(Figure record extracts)
#####

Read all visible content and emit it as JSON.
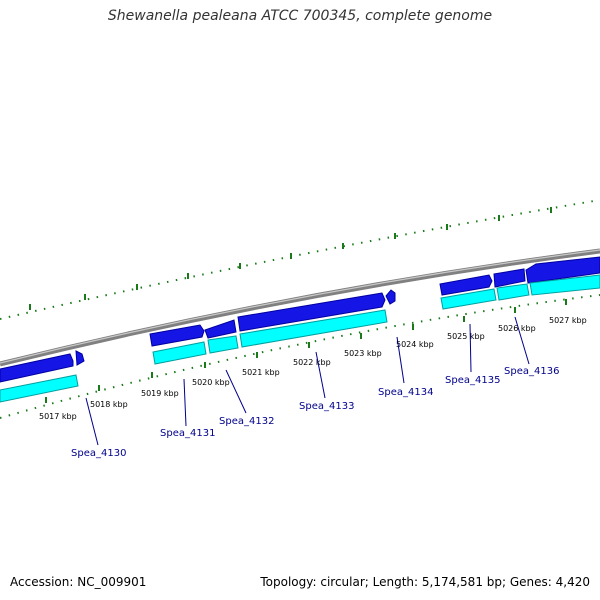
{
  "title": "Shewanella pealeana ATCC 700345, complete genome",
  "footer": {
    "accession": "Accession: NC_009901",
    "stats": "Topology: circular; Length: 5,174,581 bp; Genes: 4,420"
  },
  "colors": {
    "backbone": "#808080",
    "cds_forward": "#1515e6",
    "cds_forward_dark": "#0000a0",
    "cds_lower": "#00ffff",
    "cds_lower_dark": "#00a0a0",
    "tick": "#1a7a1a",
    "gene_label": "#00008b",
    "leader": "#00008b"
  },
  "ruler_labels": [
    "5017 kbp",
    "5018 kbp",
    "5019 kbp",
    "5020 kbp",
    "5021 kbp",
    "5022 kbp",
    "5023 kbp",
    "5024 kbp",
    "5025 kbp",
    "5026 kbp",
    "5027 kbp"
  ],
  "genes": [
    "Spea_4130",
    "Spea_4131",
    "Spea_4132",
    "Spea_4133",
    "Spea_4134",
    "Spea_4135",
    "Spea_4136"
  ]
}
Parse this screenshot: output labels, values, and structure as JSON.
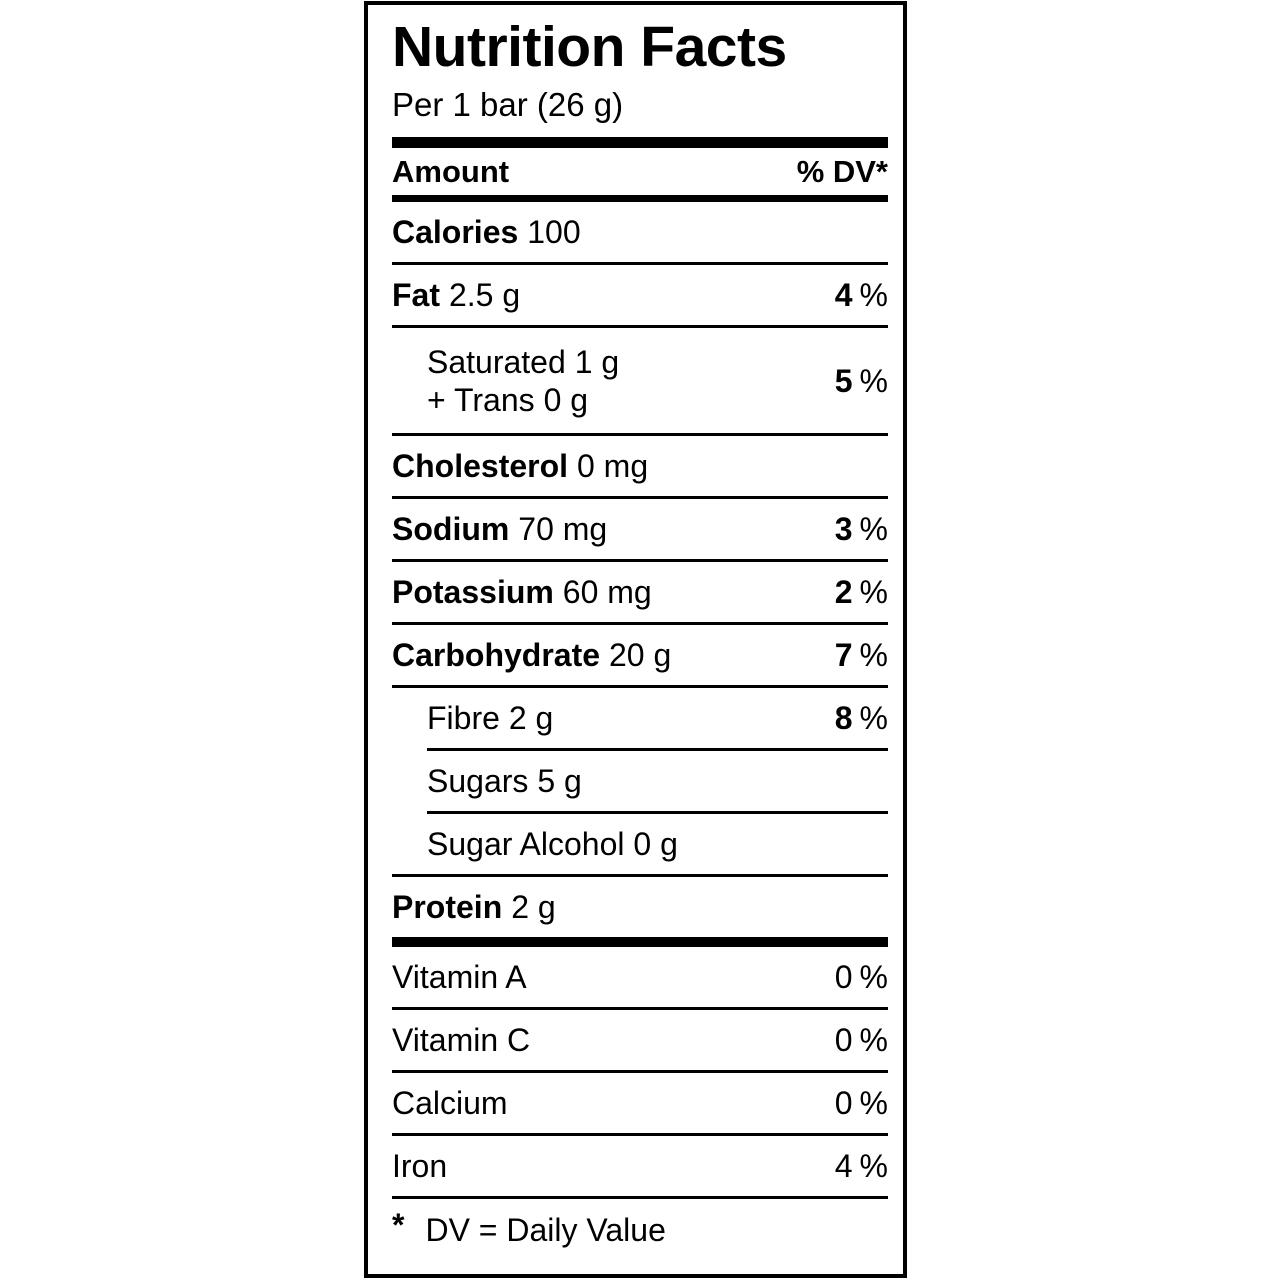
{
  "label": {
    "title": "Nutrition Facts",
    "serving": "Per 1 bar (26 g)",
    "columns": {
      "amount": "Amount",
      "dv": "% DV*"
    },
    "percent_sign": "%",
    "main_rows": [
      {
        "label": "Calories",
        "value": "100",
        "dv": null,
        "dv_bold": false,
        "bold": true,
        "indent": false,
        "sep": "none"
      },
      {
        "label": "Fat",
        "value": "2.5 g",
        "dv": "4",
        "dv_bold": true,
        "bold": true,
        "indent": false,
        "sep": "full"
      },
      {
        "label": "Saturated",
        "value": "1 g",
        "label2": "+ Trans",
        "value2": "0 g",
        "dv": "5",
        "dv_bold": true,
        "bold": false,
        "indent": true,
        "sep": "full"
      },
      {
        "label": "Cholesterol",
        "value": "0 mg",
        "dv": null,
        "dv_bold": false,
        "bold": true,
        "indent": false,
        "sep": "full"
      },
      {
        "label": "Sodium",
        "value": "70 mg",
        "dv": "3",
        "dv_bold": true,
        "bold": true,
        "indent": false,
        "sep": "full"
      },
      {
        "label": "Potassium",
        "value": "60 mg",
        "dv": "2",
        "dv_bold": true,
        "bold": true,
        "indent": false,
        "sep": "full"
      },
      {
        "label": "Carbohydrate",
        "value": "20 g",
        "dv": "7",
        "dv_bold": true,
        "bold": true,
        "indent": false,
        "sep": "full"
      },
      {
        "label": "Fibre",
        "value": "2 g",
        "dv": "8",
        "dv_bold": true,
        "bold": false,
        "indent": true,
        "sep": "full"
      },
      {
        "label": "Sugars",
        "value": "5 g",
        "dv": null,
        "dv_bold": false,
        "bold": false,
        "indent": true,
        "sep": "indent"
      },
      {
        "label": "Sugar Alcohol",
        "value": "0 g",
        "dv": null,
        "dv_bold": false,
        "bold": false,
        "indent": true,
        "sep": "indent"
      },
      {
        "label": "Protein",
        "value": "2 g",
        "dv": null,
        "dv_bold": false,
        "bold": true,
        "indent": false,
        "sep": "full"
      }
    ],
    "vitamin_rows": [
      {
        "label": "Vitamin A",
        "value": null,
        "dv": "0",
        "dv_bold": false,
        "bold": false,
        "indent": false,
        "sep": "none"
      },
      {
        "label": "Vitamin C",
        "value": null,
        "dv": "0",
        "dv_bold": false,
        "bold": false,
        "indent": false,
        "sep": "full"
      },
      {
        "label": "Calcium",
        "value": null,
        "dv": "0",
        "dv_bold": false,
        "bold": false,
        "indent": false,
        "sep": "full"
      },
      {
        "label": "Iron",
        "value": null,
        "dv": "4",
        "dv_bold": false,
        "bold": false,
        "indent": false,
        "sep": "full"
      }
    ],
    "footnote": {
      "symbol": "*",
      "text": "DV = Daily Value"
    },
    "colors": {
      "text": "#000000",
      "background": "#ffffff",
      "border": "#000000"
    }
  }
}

#####

Every line of the data above is to be repeated exactly; the images are to be left out.

_Expected output_
Read all visible content and emit it as JSON.
{
  "title": "Shewanella pealeana ATCC 700345, complete genome",
  "footer": {
    "accession": "Accession: NC_009901",
    "stats": "Topology: circular; Length: 5,174,581 bp; Genes: 4,420"
  },
  "colors": {
    "backbone": "#808080",
    "cds_forward": "#1515e6",
    "cds_forward_dark": "#0000a0",
    "cds_lower": "#00ffff",
    "cds_lower_dark": "#00a0a0",
    "tick": "#1a7a1a",
    "gene_label": "#00008b",
    "leader": "#00008b"
  },
  "ruler_labels": [
    "5017 kbp",
    "5018 kbp",
    "5019 kbp",
    "5020 kbp",
    "5021 kbp",
    "5022 kbp",
    "5023 kbp",
    "5024 kbp",
    "5025 kbp",
    "5026 kbp",
    "5027 kbp"
  ],
  "genes": [
    "Spea_4130",
    "Spea_4131",
    "Spea_4132",
    "Spea_4133",
    "Spea_4134",
    "Spea_4135",
    "Spea_4136"
  ]
}
Parse this screenshot: output labels, values, and structure as JSON.
{
  "label": {
    "title": "Nutrition Facts",
    "serving": "Per 1 bar (26 g)",
    "columns": {
      "amount": "Amount",
      "dv": "% DV*"
    },
    "percent_sign": "%",
    "main_rows": [
      {
        "label": "Calories",
        "value": "100",
        "dv": null,
        "dv_bold": false,
        "bold": true,
        "indent": false,
        "sep": "none"
      },
      {
        "label": "Fat",
        "value": "2.5 g",
        "dv": "4",
        "dv_bold": true,
        "bold": true,
        "indent": false,
        "sep": "full"
      },
      {
        "label": "Saturated",
        "value": "1 g",
        "label2": "+ Trans",
        "value2": "0 g",
        "dv": "5",
        "dv_bold": true,
        "bold": false,
        "indent": true,
        "sep": "full"
      },
      {
        "label": "Cholesterol",
        "value": "0 mg",
        "dv": null,
        "dv_bold": false,
        "bold": true,
        "indent": false,
        "sep": "full"
      },
      {
        "label": "Sodium",
        "value": "70 mg",
        "dv": "3",
        "dv_bold": true,
        "bold": true,
        "indent": false,
        "sep": "full"
      },
      {
        "label": "Potassium",
        "value": "60 mg",
        "dv": "2",
        "dv_bold": true,
        "bold": true,
        "indent": false,
        "sep": "full"
      },
      {
        "label": "Carbohydrate",
        "value": "20 g",
        "dv": "7",
        "dv_bold": true,
        "bold": true,
        "indent": false,
        "sep": "full"
      },
      {
        "label": "Fibre",
        "value": "2 g",
        "dv": "8",
        "dv_bold": true,
        "bold": false,
        "indent": true,
        "sep": "full"
      },
      {
        "label": "Sugars",
        "value": "5 g",
        "dv": null,
        "dv_bold": false,
        "bold": false,
        "indent": true,
        "sep": "indent"
      },
      {
        "label": "Sugar Alcohol",
        "value": "0 g",
        "dv": null,
        "dv_bold": false,
        "bold": false,
        "indent": true,
        "sep": "indent"
      },
      {
        "label": "Protein",
        "value": "2 g",
        "dv": null,
        "dv_bold": false,
        "bold": true,
        "indent": false,
        "sep": "full"
      }
    ],
    "vitamin_rows": [
      {
        "label": "Vitamin A",
        "value": null,
        "dv": "0",
        "dv_bold": false,
        "bold": false,
        "indent": false,
        "sep": "none"
      },
      {
        "label": "Vitamin C",
        "value": null,
        "dv": "0",
        "dv_bold": false,
        "bold": false,
        "indent": false,
        "sep": "full"
      },
      {
        "label": "Calcium",
        "value": null,
        "dv": "0",
        "dv_bold": false,
        "bold": false,
        "indent": false,
        "sep": "full"
      },
      {
        "label": "Iron",
        "value": null,
        "dv": "4",
        "dv_bold": false,
        "bold": false,
        "indent": false,
        "sep": "full"
      }
    ],
    "footnote": {
      "symbol": "*",
      "text": "DV = Daily Value"
    },
    "colors": {
      "text": "#000000",
      "background": "#ffffff",
      "border": "#000000"
    }
  }
}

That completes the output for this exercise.